╭─ Given information

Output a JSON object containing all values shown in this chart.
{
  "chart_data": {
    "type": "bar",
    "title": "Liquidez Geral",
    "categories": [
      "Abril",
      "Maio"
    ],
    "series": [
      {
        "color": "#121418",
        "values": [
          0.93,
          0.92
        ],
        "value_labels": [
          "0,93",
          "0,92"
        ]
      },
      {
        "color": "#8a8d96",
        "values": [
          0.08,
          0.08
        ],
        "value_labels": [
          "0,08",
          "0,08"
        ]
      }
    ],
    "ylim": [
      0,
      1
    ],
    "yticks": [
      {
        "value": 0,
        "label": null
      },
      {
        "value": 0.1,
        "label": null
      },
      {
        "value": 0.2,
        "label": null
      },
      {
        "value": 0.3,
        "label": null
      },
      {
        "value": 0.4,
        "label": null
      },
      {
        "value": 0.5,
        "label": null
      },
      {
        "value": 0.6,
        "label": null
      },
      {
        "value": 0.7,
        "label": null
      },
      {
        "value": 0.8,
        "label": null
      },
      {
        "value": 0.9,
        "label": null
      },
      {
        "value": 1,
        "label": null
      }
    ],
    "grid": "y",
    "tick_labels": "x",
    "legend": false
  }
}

╰─

Copy the material above back out, exactly as written.

Output a JSON object containing all values shown in this chart.
{
  "chart_data": {
    "type": "bar",
    "title": "Liquidez Geral",
    "categories": [
      "Abril",
      "Maio"
    ],
    "series": [
      {
        "color": "#121418",
        "values": [
          0.93,
          0.92
        ],
        "value_labels": [
          "0,93",
          "0,92"
        ]
      },
      {
        "color": "#8a8d96",
        "values": [
          0.08,
          0.08
        ],
        "value_labels": [
          "0,08",
          "0,08"
        ]
      }
    ],
    "ylim": [
      0,
      1
    ],
    "yticks": [
      {
        "value": 0,
        "label": null
      },
      {
        "value": 0.1,
        "label": null
      },
      {
        "value": 0.2,
        "label": null
      },
      {
        "value": 0.3,
        "label": null
      },
      {
        "value": 0.4,
        "label": null
      },
      {
        "value": 0.5,
        "label": null
      },
      {
        "value": 0.6,
        "label": null
      },
      {
        "value": 0.7,
        "label": null
      },
      {
        "value": 0.8,
        "label": null
      },
      {
        "value": 0.9,
        "label": null
      },
      {
        "value": 1,
        "label": null
      }
    ],
    "grid": "y",
    "tick_labels": "x",
    "legend": false
  }
}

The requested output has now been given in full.